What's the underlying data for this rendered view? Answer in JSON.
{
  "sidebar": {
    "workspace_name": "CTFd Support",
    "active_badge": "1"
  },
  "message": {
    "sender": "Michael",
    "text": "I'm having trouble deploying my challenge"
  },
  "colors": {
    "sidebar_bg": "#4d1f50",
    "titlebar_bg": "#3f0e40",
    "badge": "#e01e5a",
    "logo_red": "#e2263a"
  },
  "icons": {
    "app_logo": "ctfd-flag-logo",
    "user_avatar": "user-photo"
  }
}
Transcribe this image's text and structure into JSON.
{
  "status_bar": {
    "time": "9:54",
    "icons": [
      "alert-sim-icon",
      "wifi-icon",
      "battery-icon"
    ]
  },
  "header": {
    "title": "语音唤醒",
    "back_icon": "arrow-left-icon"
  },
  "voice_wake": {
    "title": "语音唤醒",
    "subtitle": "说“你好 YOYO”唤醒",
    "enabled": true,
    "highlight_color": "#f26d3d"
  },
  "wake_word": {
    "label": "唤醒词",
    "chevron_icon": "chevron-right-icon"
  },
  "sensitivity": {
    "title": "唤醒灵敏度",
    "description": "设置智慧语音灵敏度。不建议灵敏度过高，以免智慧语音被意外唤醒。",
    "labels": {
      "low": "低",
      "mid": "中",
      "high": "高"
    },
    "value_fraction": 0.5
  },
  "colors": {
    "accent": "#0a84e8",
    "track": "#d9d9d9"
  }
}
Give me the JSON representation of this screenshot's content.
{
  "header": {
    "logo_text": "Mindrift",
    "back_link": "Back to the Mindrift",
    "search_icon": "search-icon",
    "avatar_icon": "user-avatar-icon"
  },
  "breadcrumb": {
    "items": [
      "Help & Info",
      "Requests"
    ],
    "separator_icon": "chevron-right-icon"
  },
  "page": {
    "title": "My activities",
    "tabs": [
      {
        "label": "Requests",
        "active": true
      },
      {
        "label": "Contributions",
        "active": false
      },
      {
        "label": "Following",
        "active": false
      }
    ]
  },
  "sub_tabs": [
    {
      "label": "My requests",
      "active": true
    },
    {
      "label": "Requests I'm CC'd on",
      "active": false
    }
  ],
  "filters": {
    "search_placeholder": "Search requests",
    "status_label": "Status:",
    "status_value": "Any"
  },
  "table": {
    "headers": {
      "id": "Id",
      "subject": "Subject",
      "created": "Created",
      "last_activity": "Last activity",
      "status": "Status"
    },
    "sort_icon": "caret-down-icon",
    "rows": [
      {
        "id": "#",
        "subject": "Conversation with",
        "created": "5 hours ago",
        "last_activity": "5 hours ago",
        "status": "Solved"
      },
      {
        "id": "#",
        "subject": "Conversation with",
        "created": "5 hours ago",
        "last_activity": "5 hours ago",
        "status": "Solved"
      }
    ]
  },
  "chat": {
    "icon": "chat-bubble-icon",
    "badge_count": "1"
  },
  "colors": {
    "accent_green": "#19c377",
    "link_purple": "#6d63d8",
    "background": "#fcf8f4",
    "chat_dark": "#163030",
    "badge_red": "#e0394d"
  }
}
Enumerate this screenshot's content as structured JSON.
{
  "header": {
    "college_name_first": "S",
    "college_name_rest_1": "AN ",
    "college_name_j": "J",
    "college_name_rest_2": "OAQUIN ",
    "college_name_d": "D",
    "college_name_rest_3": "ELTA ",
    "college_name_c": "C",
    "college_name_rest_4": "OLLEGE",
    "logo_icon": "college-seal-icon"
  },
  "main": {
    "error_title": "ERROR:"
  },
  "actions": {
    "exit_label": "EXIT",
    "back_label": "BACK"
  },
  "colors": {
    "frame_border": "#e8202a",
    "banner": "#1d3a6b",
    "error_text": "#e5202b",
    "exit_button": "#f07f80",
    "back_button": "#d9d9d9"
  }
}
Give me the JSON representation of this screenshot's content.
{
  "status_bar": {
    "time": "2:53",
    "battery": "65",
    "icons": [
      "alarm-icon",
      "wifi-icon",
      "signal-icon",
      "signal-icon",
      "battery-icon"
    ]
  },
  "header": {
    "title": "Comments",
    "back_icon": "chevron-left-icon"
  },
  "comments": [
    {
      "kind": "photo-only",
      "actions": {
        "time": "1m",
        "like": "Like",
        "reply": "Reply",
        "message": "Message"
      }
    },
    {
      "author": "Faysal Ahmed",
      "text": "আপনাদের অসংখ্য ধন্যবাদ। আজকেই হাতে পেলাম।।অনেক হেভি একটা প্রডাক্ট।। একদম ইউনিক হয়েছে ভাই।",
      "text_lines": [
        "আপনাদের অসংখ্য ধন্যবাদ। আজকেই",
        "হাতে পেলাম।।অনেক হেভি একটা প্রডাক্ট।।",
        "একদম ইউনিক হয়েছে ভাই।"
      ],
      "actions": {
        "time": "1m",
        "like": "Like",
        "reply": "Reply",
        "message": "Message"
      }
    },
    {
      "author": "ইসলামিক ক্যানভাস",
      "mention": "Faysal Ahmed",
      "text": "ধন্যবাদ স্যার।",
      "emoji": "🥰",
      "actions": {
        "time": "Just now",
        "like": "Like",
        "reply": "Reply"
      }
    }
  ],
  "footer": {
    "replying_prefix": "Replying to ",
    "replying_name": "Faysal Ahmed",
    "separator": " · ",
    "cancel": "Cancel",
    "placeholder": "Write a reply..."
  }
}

**********

Provide all the records again, word for word.

* _Answer to the problem_
What's the underlying data for this rendered view? Answer in JSON.
{
  "sidebar": {
    "workspace_name": "CTFd Support",
    "active_badge": "1"
  },
  "message": {
    "sender": "Michael",
    "text": "I'm having trouble deploying my challenge"
  },
  "colors": {
    "sidebar_bg": "#4d1f50",
    "titlebar_bg": "#3f0e40",
    "badge": "#e01e5a",
    "logo_red": "#e2263a"
  },
  "icons": {
    "app_logo": "ctfd-flag-logo",
    "user_avatar": "user-photo"
  }
}
Transcribe this image's text and structure into JSON.
{
  "status_bar": {
    "time": "9:54",
    "icons": [
      "alert-sim-icon",
      "wifi-icon",
      "battery-icon"
    ]
  },
  "header": {
    "title": "语音唤醒",
    "back_icon": "arrow-left-icon"
  },
  "voice_wake": {
    "title": "语音唤醒",
    "subtitle": "说“你好 YOYO”唤醒",
    "enabled": true,
    "highlight_color": "#f26d3d"
  },
  "wake_word": {
    "label": "唤醒词",
    "chevron_icon": "chevron-right-icon"
  },
  "sensitivity": {
    "title": "唤醒灵敏度",
    "description": "设置智慧语音灵敏度。不建议灵敏度过高，以免智慧语音被意外唤醒。",
    "labels": {
      "low": "低",
      "mid": "中",
      "high": "高"
    },
    "value_fraction": 0.5
  },
  "colors": {
    "accent": "#0a84e8",
    "track": "#d9d9d9"
  }
}
Give me the JSON representation of this screenshot's content.
{
  "header": {
    "logo_text": "Mindrift",
    "back_link": "Back to the Mindrift",
    "search_icon": "search-icon",
    "avatar_icon": "user-avatar-icon"
  },
  "breadcrumb": {
    "items": [
      "Help & Info",
      "Requests"
    ],
    "separator_icon": "chevron-right-icon"
  },
  "page": {
    "title": "My activities",
    "tabs": [
      {
        "label": "Requests",
        "active": true
      },
      {
        "label": "Contributions",
        "active": false
      },
      {
        "label": "Following",
        "active": false
      }
    ]
  },
  "sub_tabs": [
    {
      "label": "My requests",
      "active": true
    },
    {
      "label": "Requests I'm CC'd on",
      "active": false
    }
  ],
  "filters": {
    "search_placeholder": "Search requests",
    "status_label": "Status:",
    "status_value": "Any"
  },
  "table": {
    "headers": {
      "id": "Id",
      "subject": "Subject",
      "created": "Created",
      "last_activity": "Last activity",
      "status": "Status"
    },
    "sort_icon": "caret-down-icon",
    "rows": [
      {
        "id": "#",
        "subject": "Conversation with",
        "created": "5 hours ago",
        "last_activity": "5 hours ago",
        "status": "Solved"
      },
      {
        "id": "#",
        "subject": "Conversation with",
        "created": "5 hours ago",
        "last_activity": "5 hours ago",
        "status": "Solved"
      }
    ]
  },
  "chat": {
    "icon": "chat-bubble-icon",
    "badge_count": "1"
  },
  "colors": {
    "accent_green": "#19c377",
    "link_purple": "#6d63d8",
    "background": "#fcf8f4",
    "chat_dark": "#163030",
    "badge_red": "#e0394d"
  }
}
Enumerate this screenshot's content as structured JSON.
{
  "header": {
    "college_name_first": "S",
    "college_name_rest_1": "AN ",
    "college_name_j": "J",
    "college_name_rest_2": "OAQUIN ",
    "college_name_d": "D",
    "college_name_rest_3": "ELTA ",
    "college_name_c": "C",
    "college_name_rest_4": "OLLEGE",
    "logo_icon": "college-seal-icon"
  },
  "main": {
    "error_title": "ERROR:"
  },
  "actions": {
    "exit_label": "EXIT",
    "back_label": "BACK"
  },
  "colors": {
    "frame_border": "#e8202a",
    "banner": "#1d3a6b",
    "error_text": "#e5202b",
    "exit_button": "#f07f80",
    "back_button": "#d9d9d9"
  }
}
Give me the JSON representation of this screenshot's content.
{
  "status_bar": {
    "time": "2:53",
    "battery": "65",
    "icons": [
      "alarm-icon",
      "wifi-icon",
      "signal-icon",
      "signal-icon",
      "battery-icon"
    ]
  },
  "header": {
    "title": "Comments",
    "back_icon": "chevron-left-icon"
  },
  "comments": [
    {
      "kind": "photo-only",
      "actions": {
        "time": "1m",
        "like": "Like",
        "reply": "Reply",
        "message": "Message"
      }
    },
    {
      "author": "Faysal Ahmed",
      "text": "আপনাদের অসংখ্য ধন্যবাদ। আজকেই হাতে পেলাম।।অনেক হেভি একটা প্রডাক্ট।। একদম ইউনিক হয়েছে ভাই।",
      "text_lines": [
        "আপনাদের অসংখ্য ধন্যবাদ। আজকেই",
        "হাতে পেলাম।।অনেক হেভি একটা প্রডাক্ট।।",
        "একদম ইউনিক হয়েছে ভাই।"
      ],
      "actions": {
        "time": "1m",
        "like": "Like",
        "reply": "Reply",
        "message": "Message"
      }
    },
    {
      "author": "ইসলামিক ক্যানভাস",
      "mention": "Faysal Ahmed",
      "text": "ধন্যবাদ স্যার।",
      "emoji": "🥰",
      "actions": {
        "time": "Just now",
        "like": "Like",
        "reply": "Reply"
      }
    }
  ],
  "footer": {
    "replying_prefix": "Replying to ",
    "replying_name": "Faysal Ahmed",
    "separator": " · ",
    "cancel": "Cancel",
    "placeholder": "Write a reply..."
  }
}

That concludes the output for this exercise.